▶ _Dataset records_
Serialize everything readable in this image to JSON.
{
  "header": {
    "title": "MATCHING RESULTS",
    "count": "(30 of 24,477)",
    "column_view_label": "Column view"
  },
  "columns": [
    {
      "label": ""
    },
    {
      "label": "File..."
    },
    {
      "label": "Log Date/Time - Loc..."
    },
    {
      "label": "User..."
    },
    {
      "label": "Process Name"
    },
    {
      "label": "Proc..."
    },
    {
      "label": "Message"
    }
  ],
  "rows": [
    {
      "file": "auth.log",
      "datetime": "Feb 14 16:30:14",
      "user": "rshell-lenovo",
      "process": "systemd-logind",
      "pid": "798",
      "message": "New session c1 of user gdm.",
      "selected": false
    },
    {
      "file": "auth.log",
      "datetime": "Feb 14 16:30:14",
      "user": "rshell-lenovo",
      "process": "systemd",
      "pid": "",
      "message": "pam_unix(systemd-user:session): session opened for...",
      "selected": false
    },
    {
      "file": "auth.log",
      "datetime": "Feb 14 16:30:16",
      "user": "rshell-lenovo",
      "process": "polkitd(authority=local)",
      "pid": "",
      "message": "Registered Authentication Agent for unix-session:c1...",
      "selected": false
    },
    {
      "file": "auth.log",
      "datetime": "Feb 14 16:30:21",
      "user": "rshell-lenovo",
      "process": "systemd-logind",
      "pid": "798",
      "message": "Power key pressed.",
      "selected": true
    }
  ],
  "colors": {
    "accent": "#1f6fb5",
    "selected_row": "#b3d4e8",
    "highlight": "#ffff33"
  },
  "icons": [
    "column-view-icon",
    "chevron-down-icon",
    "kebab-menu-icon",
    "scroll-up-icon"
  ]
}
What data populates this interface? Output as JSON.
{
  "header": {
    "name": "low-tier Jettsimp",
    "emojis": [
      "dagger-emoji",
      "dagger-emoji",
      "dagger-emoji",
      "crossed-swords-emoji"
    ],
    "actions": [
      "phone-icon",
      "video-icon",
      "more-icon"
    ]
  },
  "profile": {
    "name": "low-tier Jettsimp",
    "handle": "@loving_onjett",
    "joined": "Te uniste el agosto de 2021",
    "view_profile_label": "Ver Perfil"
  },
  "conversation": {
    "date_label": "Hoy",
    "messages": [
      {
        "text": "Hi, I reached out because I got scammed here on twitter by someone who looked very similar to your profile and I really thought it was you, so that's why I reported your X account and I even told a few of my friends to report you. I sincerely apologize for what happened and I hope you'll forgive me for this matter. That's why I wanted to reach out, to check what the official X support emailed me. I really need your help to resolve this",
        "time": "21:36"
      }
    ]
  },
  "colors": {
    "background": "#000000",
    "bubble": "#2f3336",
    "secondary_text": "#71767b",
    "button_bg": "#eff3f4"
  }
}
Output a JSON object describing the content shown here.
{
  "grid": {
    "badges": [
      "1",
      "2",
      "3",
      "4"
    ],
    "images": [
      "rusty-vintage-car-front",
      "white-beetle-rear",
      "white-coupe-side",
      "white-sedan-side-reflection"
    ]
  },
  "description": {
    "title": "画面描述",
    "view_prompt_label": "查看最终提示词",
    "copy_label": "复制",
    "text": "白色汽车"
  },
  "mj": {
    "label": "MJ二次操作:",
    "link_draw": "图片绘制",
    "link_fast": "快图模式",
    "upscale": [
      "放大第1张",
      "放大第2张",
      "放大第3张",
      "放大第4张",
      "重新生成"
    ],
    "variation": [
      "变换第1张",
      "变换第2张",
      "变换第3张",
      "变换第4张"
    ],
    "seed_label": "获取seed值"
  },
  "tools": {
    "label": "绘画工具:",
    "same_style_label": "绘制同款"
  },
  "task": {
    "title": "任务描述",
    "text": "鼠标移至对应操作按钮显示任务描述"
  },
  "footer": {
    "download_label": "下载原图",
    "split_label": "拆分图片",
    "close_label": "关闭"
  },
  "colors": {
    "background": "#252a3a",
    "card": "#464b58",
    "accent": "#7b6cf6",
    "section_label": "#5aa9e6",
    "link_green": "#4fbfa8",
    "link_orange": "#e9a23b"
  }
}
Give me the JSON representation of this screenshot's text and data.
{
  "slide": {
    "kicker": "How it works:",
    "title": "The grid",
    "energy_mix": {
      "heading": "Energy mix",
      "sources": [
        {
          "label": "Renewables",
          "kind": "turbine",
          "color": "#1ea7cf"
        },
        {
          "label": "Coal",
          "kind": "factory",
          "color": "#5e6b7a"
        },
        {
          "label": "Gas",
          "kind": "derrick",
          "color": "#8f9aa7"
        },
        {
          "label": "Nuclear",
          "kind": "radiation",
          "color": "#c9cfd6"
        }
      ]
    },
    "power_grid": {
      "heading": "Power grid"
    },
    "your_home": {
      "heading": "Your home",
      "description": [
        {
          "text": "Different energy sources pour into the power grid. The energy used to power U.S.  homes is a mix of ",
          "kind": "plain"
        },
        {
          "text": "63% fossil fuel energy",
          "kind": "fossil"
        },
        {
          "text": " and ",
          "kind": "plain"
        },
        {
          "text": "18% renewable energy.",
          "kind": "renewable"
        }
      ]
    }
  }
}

▶ _YOUR GOAL_
Make an exact copy of all the data.

▶ _REPLY_
Serialize everything readable in this image to JSON.
{
  "header": {
    "title": "MATCHING RESULTS",
    "count": "(30 of 24,477)",
    "column_view_label": "Column view"
  },
  "columns": [
    {
      "label": ""
    },
    {
      "label": "File..."
    },
    {
      "label": "Log Date/Time - Loc..."
    },
    {
      "label": "User..."
    },
    {
      "label": "Process Name"
    },
    {
      "label": "Proc..."
    },
    {
      "label": "Message"
    }
  ],
  "rows": [
    {
      "file": "auth.log",
      "datetime": "Feb 14 16:30:14",
      "user": "rshell-lenovo",
      "process": "systemd-logind",
      "pid": "798",
      "message": "New session c1 of user gdm.",
      "selected": false
    },
    {
      "file": "auth.log",
      "datetime": "Feb 14 16:30:14",
      "user": "rshell-lenovo",
      "process": "systemd",
      "pid": "",
      "message": "pam_unix(systemd-user:session): session opened for...",
      "selected": false
    },
    {
      "file": "auth.log",
      "datetime": "Feb 14 16:30:16",
      "user": "rshell-lenovo",
      "process": "polkitd(authority=local)",
      "pid": "",
      "message": "Registered Authentication Agent for unix-session:c1...",
      "selected": false
    },
    {
      "file": "auth.log",
      "datetime": "Feb 14 16:30:21",
      "user": "rshell-lenovo",
      "process": "systemd-logind",
      "pid": "798",
      "message": "Power key pressed.",
      "selected": true
    }
  ],
  "colors": {
    "accent": "#1f6fb5",
    "selected_row": "#b3d4e8",
    "highlight": "#ffff33"
  },
  "icons": [
    "column-view-icon",
    "chevron-down-icon",
    "kebab-menu-icon",
    "scroll-up-icon"
  ]
}
What data populates this interface? Output as JSON.
{
  "header": {
    "name": "low-tier Jettsimp",
    "emojis": [
      "dagger-emoji",
      "dagger-emoji",
      "dagger-emoji",
      "crossed-swords-emoji"
    ],
    "actions": [
      "phone-icon",
      "video-icon",
      "more-icon"
    ]
  },
  "profile": {
    "name": "low-tier Jettsimp",
    "handle": "@loving_onjett",
    "joined": "Te uniste el agosto de 2021",
    "view_profile_label": "Ver Perfil"
  },
  "conversation": {
    "date_label": "Hoy",
    "messages": [
      {
        "text": "Hi, I reached out because I got scammed here on twitter by someone who looked very similar to your profile and I really thought it was you, so that's why I reported your X account and I even told a few of my friends to report you. I sincerely apologize for what happened and I hope you'll forgive me for this matter. That's why I wanted to reach out, to check what the official X support emailed me. I really need your help to resolve this",
        "time": "21:36"
      }
    ]
  },
  "colors": {
    "background": "#000000",
    "bubble": "#2f3336",
    "secondary_text": "#71767b",
    "button_bg": "#eff3f4"
  }
}
Output a JSON object describing the content shown here.
{
  "grid": {
    "badges": [
      "1",
      "2",
      "3",
      "4"
    ],
    "images": [
      "rusty-vintage-car-front",
      "white-beetle-rear",
      "white-coupe-side",
      "white-sedan-side-reflection"
    ]
  },
  "description": {
    "title": "画面描述",
    "view_prompt_label": "查看最终提示词",
    "copy_label": "复制",
    "text": "白色汽车"
  },
  "mj": {
    "label": "MJ二次操作:",
    "link_draw": "图片绘制",
    "link_fast": "快图模式",
    "upscale": [
      "放大第1张",
      "放大第2张",
      "放大第3张",
      "放大第4张",
      "重新生成"
    ],
    "variation": [
      "变换第1张",
      "变换第2张",
      "变换第3张",
      "变换第4张"
    ],
    "seed_label": "获取seed值"
  },
  "tools": {
    "label": "绘画工具:",
    "same_style_label": "绘制同款"
  },
  "task": {
    "title": "任务描述",
    "text": "鼠标移至对应操作按钮显示任务描述"
  },
  "footer": {
    "download_label": "下载原图",
    "split_label": "拆分图片",
    "close_label": "关闭"
  },
  "colors": {
    "background": "#252a3a",
    "card": "#464b58",
    "accent": "#7b6cf6",
    "section_label": "#5aa9e6",
    "link_green": "#4fbfa8",
    "link_orange": "#e9a23b"
  }
}
Give me the JSON representation of this screenshot's text and data.
{
  "slide": {
    "kicker": "How it works:",
    "title": "The grid",
    "energy_mix": {
      "heading": "Energy mix",
      "sources": [
        {
          "label": "Renewables",
          "kind": "turbine",
          "color": "#1ea7cf"
        },
        {
          "label": "Coal",
          "kind": "factory",
          "color": "#5e6b7a"
        },
        {
          "label": "Gas",
          "kind": "derrick",
          "color": "#8f9aa7"
        },
        {
          "label": "Nuclear",
          "kind": "radiation",
          "color": "#c9cfd6"
        }
      ]
    },
    "power_grid": {
      "heading": "Power grid"
    },
    "your_home": {
      "heading": "Your home",
      "description": [
        {
          "text": "Different energy sources pour into the power grid. The energy used to power U.S.  homes is a mix of ",
          "kind": "plain"
        },
        {
          "text": "63% fossil fuel energy",
          "kind": "fossil"
        },
        {
          "text": " and ",
          "kind": "plain"
        },
        {
          "text": "18% renewable energy.",
          "kind": "renewable"
        }
      ]
    }
  }
}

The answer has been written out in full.